Copy every one of the entries below line for line, changing nothing.

● **DATASET RECORDS**

** start **

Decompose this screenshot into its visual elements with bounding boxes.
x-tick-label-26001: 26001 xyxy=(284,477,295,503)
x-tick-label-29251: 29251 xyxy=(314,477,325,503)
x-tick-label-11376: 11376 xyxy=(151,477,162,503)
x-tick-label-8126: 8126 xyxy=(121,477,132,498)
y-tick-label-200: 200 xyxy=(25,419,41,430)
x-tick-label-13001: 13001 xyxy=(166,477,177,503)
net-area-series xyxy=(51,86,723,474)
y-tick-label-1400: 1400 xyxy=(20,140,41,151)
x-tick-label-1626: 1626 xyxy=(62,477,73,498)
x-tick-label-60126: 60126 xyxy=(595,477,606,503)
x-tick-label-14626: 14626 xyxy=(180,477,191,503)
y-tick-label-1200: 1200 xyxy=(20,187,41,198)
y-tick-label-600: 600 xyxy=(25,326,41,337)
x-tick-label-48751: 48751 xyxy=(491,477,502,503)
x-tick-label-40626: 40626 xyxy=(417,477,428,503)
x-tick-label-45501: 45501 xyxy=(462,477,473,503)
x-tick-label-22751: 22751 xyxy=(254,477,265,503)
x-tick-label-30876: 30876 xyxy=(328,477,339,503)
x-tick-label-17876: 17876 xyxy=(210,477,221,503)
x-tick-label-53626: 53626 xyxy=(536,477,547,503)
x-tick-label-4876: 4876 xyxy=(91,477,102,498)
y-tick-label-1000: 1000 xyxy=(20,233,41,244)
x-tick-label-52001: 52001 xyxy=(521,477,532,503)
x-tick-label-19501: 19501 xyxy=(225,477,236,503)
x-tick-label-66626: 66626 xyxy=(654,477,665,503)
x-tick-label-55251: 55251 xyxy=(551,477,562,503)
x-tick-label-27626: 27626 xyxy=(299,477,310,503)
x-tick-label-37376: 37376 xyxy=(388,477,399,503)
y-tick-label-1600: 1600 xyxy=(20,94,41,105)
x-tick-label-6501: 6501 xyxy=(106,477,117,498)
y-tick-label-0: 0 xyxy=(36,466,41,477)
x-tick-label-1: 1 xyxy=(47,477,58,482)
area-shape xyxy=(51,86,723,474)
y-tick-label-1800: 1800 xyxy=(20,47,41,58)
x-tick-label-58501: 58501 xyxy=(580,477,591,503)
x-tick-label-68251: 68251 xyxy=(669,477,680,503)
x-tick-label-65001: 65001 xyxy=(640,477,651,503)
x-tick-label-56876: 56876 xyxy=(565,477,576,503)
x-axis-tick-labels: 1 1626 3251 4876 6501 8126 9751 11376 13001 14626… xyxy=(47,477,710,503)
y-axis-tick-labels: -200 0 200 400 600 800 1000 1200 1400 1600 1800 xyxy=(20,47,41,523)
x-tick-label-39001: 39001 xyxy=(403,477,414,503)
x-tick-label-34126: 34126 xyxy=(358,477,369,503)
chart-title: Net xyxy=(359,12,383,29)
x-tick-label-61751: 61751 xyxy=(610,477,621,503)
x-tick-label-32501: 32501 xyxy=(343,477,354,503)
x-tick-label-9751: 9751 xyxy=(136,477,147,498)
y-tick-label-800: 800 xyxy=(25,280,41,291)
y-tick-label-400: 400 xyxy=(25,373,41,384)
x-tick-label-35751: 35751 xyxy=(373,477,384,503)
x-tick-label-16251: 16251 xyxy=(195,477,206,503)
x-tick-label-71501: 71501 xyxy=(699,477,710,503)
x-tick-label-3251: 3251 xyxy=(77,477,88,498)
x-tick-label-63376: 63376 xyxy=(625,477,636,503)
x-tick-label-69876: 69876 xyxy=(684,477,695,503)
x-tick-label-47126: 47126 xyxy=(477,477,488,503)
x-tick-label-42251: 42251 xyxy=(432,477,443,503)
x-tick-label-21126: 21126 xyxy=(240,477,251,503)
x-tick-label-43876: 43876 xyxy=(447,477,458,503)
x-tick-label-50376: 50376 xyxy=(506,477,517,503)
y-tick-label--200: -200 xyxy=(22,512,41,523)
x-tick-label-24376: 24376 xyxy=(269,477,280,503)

** end **

● **SOLUTION FOR THIS EXERCISE**
Decompose this screenshot into its visual elements with bounding boxes.
x-tick-label-26001: 26001 xyxy=(284,477,295,503)
x-tick-label-29251: 29251 xyxy=(314,477,325,503)
x-tick-label-11376: 11376 xyxy=(151,477,162,503)
x-tick-label-8126: 8126 xyxy=(121,477,132,498)
y-tick-label-200: 200 xyxy=(25,419,41,430)
x-tick-label-13001: 13001 xyxy=(166,477,177,503)
net-area-series xyxy=(51,86,723,474)
y-tick-label-1400: 1400 xyxy=(20,140,41,151)
x-tick-label-1626: 1626 xyxy=(62,477,73,498)
x-tick-label-60126: 60126 xyxy=(595,477,606,503)
x-tick-label-14626: 14626 xyxy=(180,477,191,503)
y-tick-label-1200: 1200 xyxy=(20,187,41,198)
y-tick-label-600: 600 xyxy=(25,326,41,337)
x-tick-label-48751: 48751 xyxy=(491,477,502,503)
x-tick-label-40626: 40626 xyxy=(417,477,428,503)
x-tick-label-45501: 45501 xyxy=(462,477,473,503)
x-tick-label-22751: 22751 xyxy=(254,477,265,503)
x-tick-label-30876: 30876 xyxy=(328,477,339,503)
x-tick-label-17876: 17876 xyxy=(210,477,221,503)
x-tick-label-53626: 53626 xyxy=(536,477,547,503)
x-tick-label-4876: 4876 xyxy=(91,477,102,498)
y-tick-label-1000: 1000 xyxy=(20,233,41,244)
x-tick-label-52001: 52001 xyxy=(521,477,532,503)
x-tick-label-19501: 19501 xyxy=(225,477,236,503)
x-tick-label-66626: 66626 xyxy=(654,477,665,503)
x-tick-label-55251: 55251 xyxy=(551,477,562,503)
x-tick-label-27626: 27626 xyxy=(299,477,310,503)
x-tick-label-37376: 37376 xyxy=(388,477,399,503)
y-tick-label-1600: 1600 xyxy=(20,94,41,105)
x-tick-label-6501: 6501 xyxy=(106,477,117,498)
y-tick-label-0: 0 xyxy=(36,466,41,477)
x-tick-label-1: 1 xyxy=(47,477,58,482)
area-shape xyxy=(51,86,723,474)
y-tick-label-1800: 1800 xyxy=(20,47,41,58)
x-tick-label-58501: 58501 xyxy=(580,477,591,503)
x-tick-label-68251: 68251 xyxy=(669,477,680,503)
x-tick-label-65001: 65001 xyxy=(640,477,651,503)
x-tick-label-56876: 56876 xyxy=(565,477,576,503)
x-axis-tick-labels: 1 1626 3251 4876 6501 8126 9751 11376 13001 14626… xyxy=(47,477,710,503)
y-axis-tick-labels: -200 0 200 400 600 800 1000 1200 1400 1600 1800 xyxy=(20,47,41,523)
x-tick-label-39001: 39001 xyxy=(403,477,414,503)
x-tick-label-34126: 34126 xyxy=(358,477,369,503)
chart-title: Net xyxy=(359,12,383,29)
x-tick-label-61751: 61751 xyxy=(610,477,621,503)
x-tick-label-32501: 32501 xyxy=(343,477,354,503)
x-tick-label-9751: 9751 xyxy=(136,477,147,498)
y-tick-label-800: 800 xyxy=(25,280,41,291)
y-tick-label-400: 400 xyxy=(25,373,41,384)
x-tick-label-35751: 35751 xyxy=(373,477,384,503)
x-tick-label-16251: 16251 xyxy=(195,477,206,503)
x-tick-label-71501: 71501 xyxy=(699,477,710,503)
x-tick-label-3251: 3251 xyxy=(77,477,88,498)
x-tick-label-63376: 63376 xyxy=(625,477,636,503)
x-tick-label-69876: 69876 xyxy=(684,477,695,503)
x-tick-label-47126: 47126 xyxy=(477,477,488,503)
x-tick-label-42251: 42251 xyxy=(432,477,443,503)
x-tick-label-21126: 21126 xyxy=(240,477,251,503)
x-tick-label-43876: 43876 xyxy=(447,477,458,503)
x-tick-label-50376: 50376 xyxy=(506,477,517,503)
y-tick-label--200: -200 xyxy=(22,512,41,523)
x-tick-label-24376: 24376 xyxy=(269,477,280,503)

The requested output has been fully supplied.